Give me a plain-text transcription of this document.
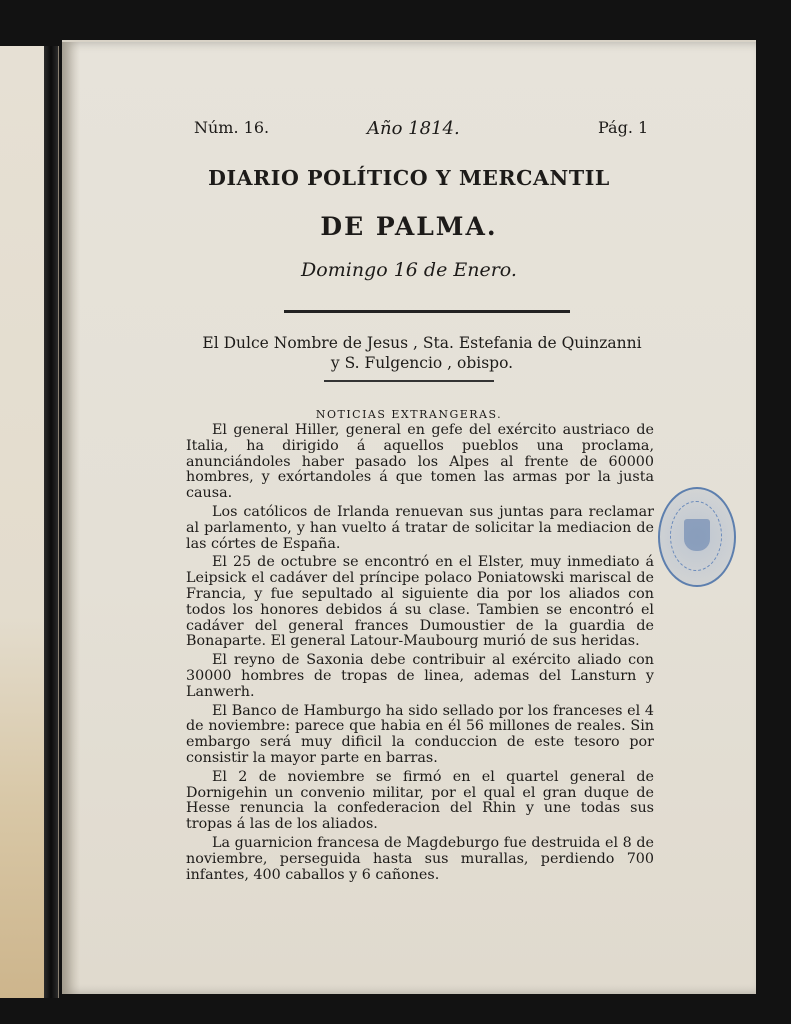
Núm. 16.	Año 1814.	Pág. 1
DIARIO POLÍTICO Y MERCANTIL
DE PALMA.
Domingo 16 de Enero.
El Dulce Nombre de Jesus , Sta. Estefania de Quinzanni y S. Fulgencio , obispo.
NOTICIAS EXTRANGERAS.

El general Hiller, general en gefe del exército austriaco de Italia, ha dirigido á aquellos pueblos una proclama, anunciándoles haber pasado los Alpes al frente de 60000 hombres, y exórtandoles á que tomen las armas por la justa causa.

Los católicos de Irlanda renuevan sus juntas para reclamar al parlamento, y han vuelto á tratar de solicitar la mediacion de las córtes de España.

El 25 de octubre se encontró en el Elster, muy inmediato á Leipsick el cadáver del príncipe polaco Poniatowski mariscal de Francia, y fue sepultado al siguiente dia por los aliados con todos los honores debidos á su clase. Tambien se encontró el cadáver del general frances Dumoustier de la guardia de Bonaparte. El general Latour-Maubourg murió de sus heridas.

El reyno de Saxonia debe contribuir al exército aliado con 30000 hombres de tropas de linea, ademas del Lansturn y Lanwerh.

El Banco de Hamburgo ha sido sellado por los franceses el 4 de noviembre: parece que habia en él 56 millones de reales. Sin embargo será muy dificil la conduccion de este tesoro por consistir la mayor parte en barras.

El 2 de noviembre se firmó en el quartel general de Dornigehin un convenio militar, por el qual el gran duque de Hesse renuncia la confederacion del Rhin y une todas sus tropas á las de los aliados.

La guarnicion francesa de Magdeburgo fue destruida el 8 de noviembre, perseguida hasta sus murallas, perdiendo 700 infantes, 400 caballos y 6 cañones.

--

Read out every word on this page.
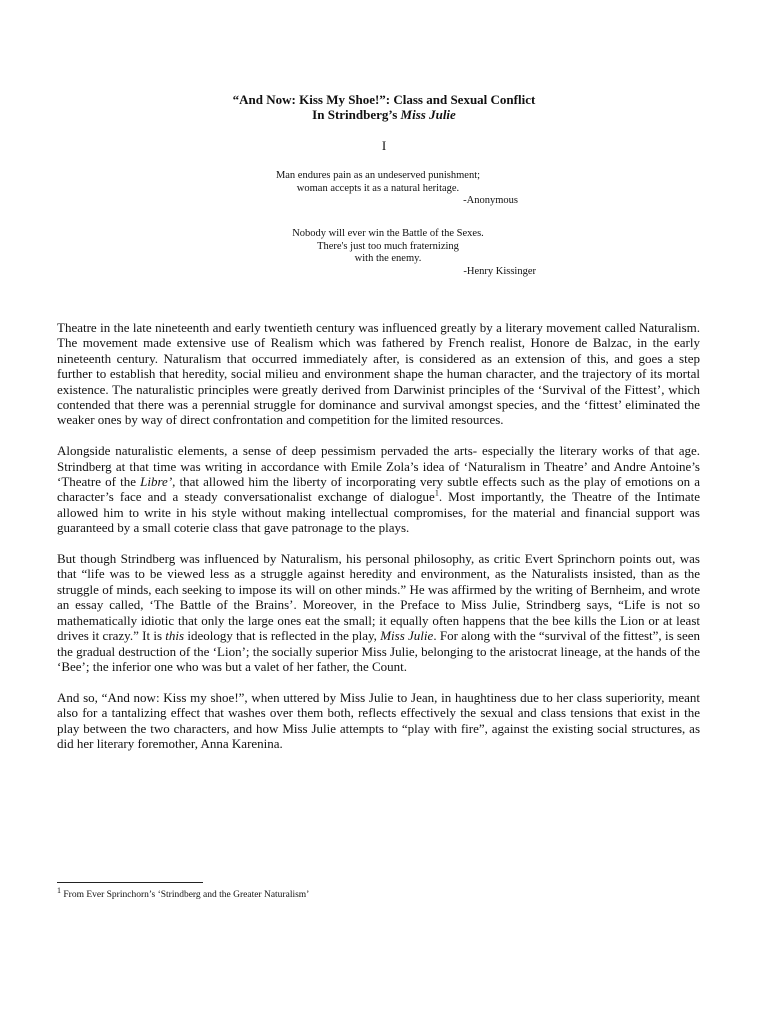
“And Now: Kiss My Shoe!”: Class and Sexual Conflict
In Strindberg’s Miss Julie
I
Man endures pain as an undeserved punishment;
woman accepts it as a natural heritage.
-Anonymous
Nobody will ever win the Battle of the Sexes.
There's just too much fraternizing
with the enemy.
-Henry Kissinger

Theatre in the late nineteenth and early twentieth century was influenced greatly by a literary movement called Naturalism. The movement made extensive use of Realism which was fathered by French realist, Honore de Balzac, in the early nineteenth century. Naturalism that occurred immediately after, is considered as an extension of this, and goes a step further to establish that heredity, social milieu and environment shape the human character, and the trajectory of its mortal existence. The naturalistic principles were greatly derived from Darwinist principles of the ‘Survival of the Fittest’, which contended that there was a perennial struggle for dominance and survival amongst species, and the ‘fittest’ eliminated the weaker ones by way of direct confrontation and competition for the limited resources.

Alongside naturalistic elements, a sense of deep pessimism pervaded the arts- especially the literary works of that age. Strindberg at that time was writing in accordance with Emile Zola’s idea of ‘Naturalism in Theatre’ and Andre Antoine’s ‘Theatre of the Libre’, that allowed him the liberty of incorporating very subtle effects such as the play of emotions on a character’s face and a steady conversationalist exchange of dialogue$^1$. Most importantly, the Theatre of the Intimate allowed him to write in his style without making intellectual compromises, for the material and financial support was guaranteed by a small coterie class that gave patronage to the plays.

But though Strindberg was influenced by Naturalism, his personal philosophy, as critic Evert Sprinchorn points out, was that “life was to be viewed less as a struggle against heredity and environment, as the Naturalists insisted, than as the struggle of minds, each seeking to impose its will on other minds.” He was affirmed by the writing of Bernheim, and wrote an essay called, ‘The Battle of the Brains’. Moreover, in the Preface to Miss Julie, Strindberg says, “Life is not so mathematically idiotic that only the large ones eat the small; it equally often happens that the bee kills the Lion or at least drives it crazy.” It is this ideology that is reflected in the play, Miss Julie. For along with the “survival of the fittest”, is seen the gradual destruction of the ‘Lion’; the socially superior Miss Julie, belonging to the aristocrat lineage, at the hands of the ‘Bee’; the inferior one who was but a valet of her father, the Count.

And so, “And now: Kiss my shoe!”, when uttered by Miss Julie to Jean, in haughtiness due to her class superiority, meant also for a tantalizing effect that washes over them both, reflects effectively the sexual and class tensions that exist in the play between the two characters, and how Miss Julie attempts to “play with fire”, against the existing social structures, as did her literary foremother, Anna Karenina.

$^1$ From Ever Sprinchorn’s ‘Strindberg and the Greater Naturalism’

### WHAT YOU HAVE TO DO
Using the entries above, find all lines with "aliados". Copy them.

### TASK SOLUTION
El 25 de octubre se encontró en el Elster, muy inmediato á Leipsick el cadáver del príncipe polaco Poniatowski mariscal de Francia, y fue sepultado al siguiente dia por los aliados con todos los honores debidos á su clase. Tambien se encontró el cadáver del general frances Dumoustier de la guardia de Bonaparte. El general Latour-Maubourg murió de sus heridas.
El 2 de noviembre se firmó en el quartel general de Dornigehin un convenio militar, por el qual el gran duque de Hesse renuncia la confederacion del Rhin y une todas sus tropas á las de los aliados.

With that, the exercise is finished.